Your instructions | Whenever a line below holds the word "name", copy that line.

Recorded data |
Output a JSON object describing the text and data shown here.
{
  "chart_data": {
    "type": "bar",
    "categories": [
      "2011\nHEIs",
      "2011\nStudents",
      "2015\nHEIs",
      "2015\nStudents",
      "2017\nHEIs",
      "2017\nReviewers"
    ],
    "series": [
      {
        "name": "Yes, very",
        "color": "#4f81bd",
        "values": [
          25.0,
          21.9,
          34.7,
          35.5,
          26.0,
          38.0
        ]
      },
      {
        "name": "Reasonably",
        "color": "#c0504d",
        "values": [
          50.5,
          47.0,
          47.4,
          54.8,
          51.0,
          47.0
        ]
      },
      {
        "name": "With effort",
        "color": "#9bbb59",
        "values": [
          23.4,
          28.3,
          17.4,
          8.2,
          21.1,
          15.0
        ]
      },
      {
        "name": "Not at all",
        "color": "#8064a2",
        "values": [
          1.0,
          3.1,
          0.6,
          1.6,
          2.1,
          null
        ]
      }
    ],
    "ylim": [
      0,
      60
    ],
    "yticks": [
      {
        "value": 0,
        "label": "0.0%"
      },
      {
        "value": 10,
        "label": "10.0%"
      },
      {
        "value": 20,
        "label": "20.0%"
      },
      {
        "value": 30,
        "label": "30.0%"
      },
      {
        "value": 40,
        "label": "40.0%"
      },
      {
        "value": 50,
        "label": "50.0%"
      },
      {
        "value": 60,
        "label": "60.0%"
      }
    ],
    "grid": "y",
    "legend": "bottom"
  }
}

Reply |
        "name": "Yes, very",
        "name": "Reasonably",
        "name": "With effort",
        "name": "Not at all",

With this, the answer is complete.